_Source material_
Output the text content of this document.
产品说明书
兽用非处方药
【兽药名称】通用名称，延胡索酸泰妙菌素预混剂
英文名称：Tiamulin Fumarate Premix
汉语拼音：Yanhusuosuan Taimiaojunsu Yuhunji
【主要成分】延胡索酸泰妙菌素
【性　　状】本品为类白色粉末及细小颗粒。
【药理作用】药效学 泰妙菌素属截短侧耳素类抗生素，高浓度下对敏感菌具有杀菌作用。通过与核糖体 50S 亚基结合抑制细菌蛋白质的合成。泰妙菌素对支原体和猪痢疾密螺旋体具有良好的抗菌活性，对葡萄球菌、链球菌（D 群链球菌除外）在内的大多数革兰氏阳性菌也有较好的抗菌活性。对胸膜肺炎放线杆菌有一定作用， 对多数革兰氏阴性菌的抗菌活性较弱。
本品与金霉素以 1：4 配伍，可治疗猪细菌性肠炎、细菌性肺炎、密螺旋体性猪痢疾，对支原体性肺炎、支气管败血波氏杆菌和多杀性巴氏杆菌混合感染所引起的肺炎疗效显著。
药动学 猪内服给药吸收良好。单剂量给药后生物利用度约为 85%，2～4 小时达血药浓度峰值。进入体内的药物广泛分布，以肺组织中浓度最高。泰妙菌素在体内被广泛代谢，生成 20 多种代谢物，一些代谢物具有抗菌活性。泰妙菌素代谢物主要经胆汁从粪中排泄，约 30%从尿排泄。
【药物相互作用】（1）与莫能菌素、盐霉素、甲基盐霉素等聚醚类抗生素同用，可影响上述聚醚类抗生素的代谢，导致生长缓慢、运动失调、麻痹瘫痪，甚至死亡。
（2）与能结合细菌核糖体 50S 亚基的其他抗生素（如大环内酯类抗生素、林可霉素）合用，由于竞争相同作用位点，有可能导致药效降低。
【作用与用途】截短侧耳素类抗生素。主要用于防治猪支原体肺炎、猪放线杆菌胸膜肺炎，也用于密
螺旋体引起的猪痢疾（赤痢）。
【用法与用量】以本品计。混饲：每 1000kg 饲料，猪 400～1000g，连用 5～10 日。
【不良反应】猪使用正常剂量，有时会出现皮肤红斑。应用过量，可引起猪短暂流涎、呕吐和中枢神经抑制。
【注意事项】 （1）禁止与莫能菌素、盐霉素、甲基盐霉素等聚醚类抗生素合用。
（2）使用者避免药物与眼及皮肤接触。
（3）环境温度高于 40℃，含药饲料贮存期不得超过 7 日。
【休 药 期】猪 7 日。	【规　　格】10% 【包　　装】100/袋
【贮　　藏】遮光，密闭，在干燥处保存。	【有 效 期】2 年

_Exercise instructions_
Quote each line of the data above exactly as written.

_Response to this exercise_
Output the text content of this document.
产品说明书
兽用非处方药
【兽药名称】通用名称，延胡索酸泰妙菌素预混剂
英文名称：Tiamulin Fumarate Premix
汉语拼音：Yanhusuosuan Taimiaojunsu Yuhunji
【主要成分】延胡索酸泰妙菌素
【性　　状】本品为类白色粉末及细小颗粒。
【药理作用】药效学 泰妙菌素属截短侧耳素类抗生素，高浓度下对敏感菌具有杀菌作用。通过与核糖体 50S 亚基结合抑制细菌蛋白质的合成。泰妙菌素对支原体和猪痢疾密螺旋体具有良好的抗菌活性，对葡萄球菌、链球菌（D 群链球菌除外）在内的大多数革兰氏阳性菌也有较好的抗菌活性。对胸膜肺炎放线杆菌有一定作用， 对多数革兰氏阴性菌的抗菌活性较弱。
本品与金霉素以 1：4 配伍，可治疗猪细菌性肠炎、细菌性肺炎、密螺旋体性猪痢疾，对支原体性肺炎、支气管败血波氏杆菌和多杀性巴氏杆菌混合感染所引起的肺炎疗效显著。
药动学 猪内服给药吸收良好。单剂量给药后生物利用度约为 85%，2～4 小时达血药浓度峰值。进入体内的药物广泛分布，以肺组织中浓度最高。泰妙菌素在体内被广泛代谢，生成 20 多种代谢物，一些代谢物具有抗菌活性。泰妙菌素代谢物主要经胆汁从粪中排泄，约 30%从尿排泄。
【药物相互作用】（1）与莫能菌素、盐霉素、甲基盐霉素等聚醚类抗生素同用，可影响上述聚醚类抗生素的代谢，导致生长缓慢、运动失调、麻痹瘫痪，甚至死亡。
（2）与能结合细菌核糖体 50S 亚基的其他抗生素（如大环内酯类抗生素、林可霉素）合用，由于竞争相同作用位点，有可能导致药效降低。
【作用与用途】截短侧耳素类抗生素。主要用于防治猪支原体肺炎、猪放线杆菌胸膜肺炎，也用于密
螺旋体引起的猪痢疾（赤痢）。
【用法与用量】以本品计。混饲：每 1000kg 饲料，猪 400～1000g，连用 5～10 日。
【不良反应】猪使用正常剂量，有时会出现皮肤红斑。应用过量，可引起猪短暂流涎、呕吐和中枢神经抑制。
【注意事项】 （1）禁止与莫能菌素、盐霉素、甲基盐霉素等聚醚类抗生素合用。
（2）使用者避免药物与眼及皮肤接触。
（3）环境温度高于 40℃，含药饲料贮存期不得超过 7 日。
【休 药 期】猪 7 日。	【规　　格】10% 【包　　装】100/袋
【贮　　藏】遮光，密闭，在干燥处保存。	【有 效 期】2 年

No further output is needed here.